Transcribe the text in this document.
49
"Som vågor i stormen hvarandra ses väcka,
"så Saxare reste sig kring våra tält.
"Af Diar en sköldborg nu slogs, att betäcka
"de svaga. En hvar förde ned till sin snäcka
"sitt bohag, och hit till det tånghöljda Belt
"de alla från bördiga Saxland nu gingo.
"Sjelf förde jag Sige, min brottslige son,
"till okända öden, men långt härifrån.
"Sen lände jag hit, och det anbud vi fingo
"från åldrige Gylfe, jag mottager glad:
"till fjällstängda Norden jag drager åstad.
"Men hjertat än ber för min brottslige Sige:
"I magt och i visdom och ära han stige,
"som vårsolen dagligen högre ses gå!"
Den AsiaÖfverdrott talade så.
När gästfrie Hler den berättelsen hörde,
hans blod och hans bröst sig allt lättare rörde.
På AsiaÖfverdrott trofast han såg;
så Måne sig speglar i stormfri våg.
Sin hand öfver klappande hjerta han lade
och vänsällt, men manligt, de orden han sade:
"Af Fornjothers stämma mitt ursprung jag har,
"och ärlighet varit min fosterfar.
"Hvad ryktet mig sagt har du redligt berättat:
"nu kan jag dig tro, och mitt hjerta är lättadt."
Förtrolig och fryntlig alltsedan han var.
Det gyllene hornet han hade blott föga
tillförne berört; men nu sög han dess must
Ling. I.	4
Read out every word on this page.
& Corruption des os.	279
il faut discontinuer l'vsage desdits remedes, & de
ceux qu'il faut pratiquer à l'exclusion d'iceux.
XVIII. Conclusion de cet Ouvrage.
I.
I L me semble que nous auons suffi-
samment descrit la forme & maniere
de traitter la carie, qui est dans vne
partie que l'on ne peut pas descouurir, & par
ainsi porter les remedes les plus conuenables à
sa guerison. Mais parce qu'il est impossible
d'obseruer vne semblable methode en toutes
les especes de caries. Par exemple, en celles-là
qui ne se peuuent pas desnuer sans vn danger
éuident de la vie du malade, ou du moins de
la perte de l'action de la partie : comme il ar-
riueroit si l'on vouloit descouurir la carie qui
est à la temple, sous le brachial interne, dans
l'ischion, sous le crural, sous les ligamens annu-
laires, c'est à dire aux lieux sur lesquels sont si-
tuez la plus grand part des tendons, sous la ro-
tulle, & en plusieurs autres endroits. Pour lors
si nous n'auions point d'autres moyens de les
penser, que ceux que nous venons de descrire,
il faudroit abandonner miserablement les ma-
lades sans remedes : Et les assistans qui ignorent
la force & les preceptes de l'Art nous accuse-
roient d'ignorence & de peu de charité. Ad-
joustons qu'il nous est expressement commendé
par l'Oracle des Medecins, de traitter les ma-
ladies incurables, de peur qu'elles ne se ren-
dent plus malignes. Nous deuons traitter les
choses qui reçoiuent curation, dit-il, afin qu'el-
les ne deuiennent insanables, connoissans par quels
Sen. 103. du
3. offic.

┄┄┄┄┄┄┄┄┄┄┄┄┄┄┄┄┄┄┄┄

Aim => In the entries above, count each line that holds "förde". Give the total and nothing else.

The reply => 2